* Begin Raw data *
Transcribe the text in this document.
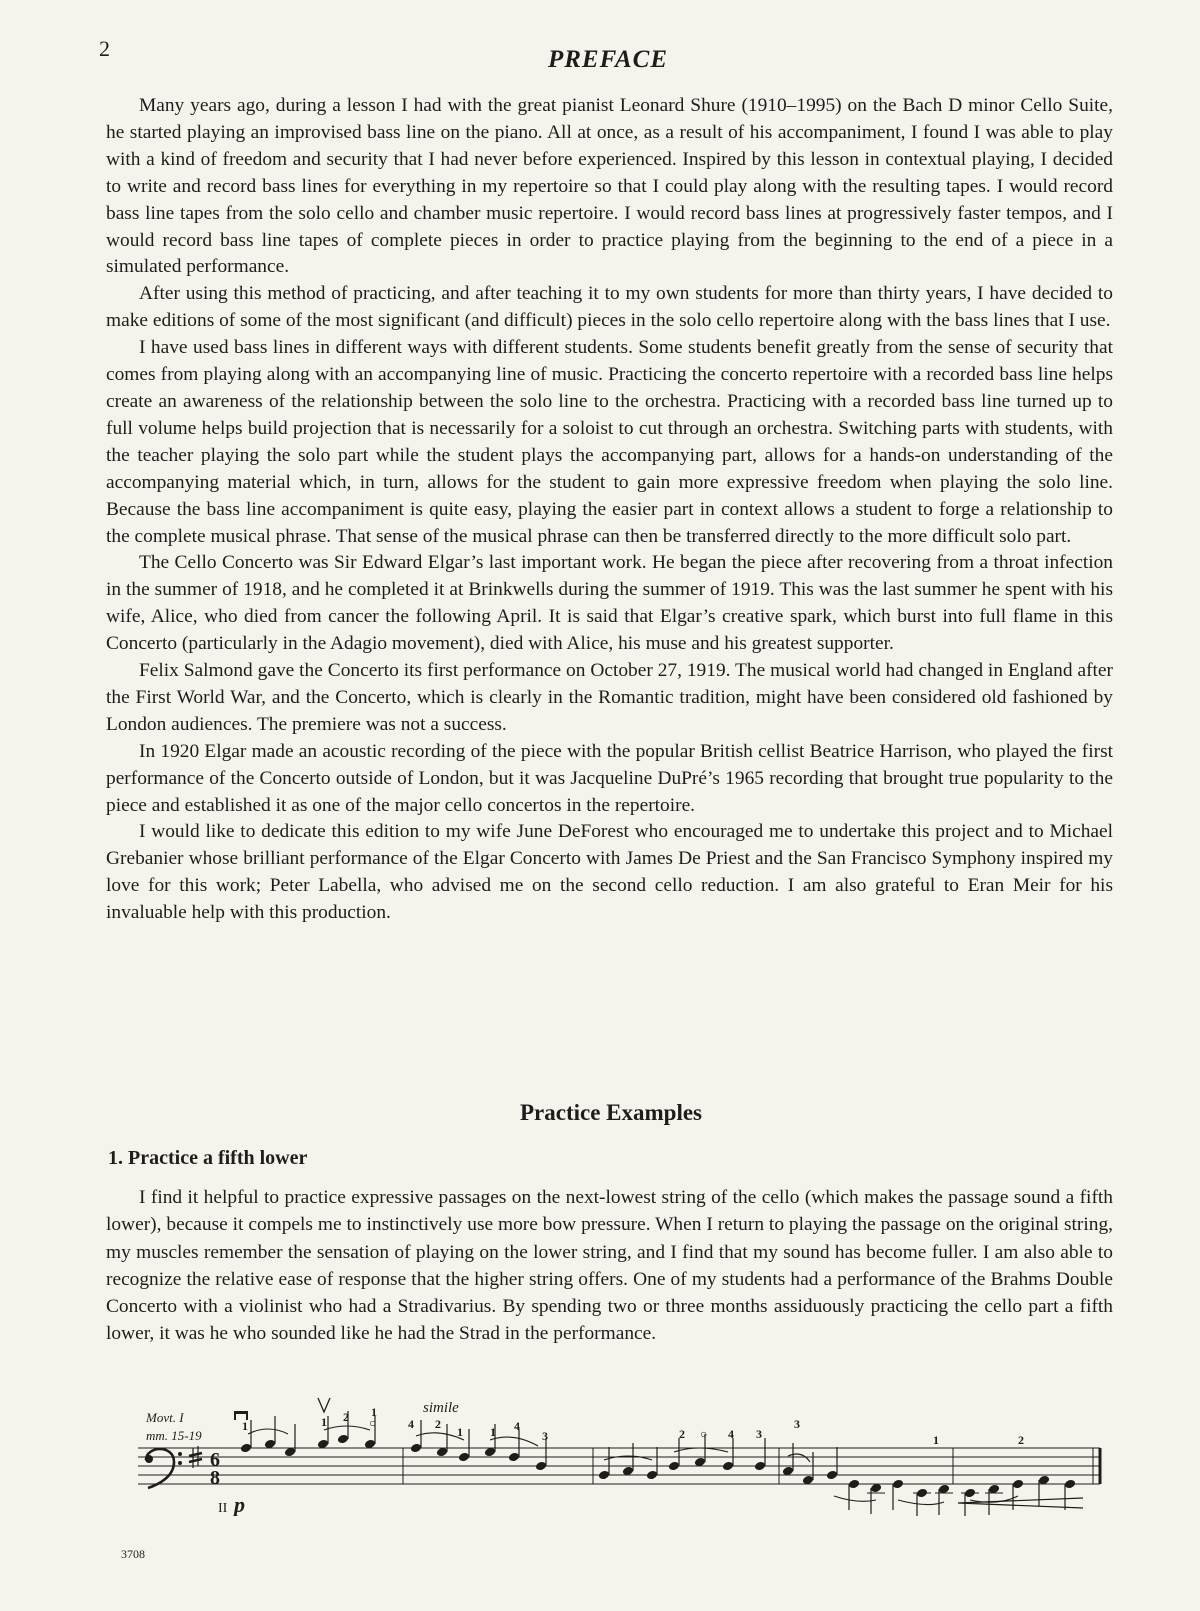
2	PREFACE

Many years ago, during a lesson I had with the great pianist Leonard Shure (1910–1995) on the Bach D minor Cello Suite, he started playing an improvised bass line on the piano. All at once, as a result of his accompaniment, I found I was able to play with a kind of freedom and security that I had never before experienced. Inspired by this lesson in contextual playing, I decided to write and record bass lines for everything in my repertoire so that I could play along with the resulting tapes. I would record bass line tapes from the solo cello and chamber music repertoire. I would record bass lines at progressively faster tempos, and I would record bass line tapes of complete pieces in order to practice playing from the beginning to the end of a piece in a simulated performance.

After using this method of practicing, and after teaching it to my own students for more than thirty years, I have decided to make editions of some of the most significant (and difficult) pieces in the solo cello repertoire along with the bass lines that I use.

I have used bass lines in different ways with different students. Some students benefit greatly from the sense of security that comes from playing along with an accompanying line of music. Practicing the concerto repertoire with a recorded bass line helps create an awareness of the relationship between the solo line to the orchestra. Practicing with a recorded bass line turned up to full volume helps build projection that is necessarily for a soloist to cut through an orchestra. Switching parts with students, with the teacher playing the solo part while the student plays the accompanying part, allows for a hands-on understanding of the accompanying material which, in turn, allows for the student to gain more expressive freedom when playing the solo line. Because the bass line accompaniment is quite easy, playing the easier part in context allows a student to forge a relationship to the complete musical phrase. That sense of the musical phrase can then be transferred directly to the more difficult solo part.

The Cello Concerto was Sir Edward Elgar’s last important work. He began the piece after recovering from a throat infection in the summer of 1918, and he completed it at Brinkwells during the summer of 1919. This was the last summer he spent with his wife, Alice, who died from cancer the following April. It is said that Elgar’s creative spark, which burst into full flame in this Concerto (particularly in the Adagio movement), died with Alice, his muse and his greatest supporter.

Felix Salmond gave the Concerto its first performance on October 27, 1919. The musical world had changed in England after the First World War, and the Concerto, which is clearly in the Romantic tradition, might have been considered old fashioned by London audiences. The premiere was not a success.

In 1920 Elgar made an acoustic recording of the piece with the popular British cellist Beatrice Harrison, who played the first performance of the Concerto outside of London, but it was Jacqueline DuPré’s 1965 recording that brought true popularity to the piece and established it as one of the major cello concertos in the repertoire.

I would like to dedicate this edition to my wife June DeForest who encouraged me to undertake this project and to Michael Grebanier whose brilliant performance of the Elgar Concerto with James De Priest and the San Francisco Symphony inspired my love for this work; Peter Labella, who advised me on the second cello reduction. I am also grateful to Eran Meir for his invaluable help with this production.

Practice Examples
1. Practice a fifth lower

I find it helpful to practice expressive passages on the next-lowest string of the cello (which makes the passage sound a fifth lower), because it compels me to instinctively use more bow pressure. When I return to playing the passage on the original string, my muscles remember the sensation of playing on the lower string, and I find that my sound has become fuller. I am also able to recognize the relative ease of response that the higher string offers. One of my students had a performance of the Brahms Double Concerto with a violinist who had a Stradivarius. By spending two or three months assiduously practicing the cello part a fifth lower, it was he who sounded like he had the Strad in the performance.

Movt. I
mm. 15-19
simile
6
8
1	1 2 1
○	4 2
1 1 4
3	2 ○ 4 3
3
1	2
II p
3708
* End Raw data *
--- Task directions ---
Locate the string "fifth" in the listing above and copy every line where it occurs.

--- Response to this exercise ---
1. Practice a fifth lower
I find it helpful to practice expressive passages on the next-lowest string of the cello (which makes the passage sound a fifth lower), because it compels me to instinctively use more bow pressure. When I return to playing the passage on the original string, my muscles remember the sensation of playing on the lower string, and I find that my sound has become fuller. I am also able to recognize the relative ease of response that the higher string offers. One of my students had a performance of the Brahms Double Concerto with a violinist who had a Stradivarius. By spending two or three months assiduously practicing the cello part a fifth lower, it was he who sounded like he had the Strad in the performance.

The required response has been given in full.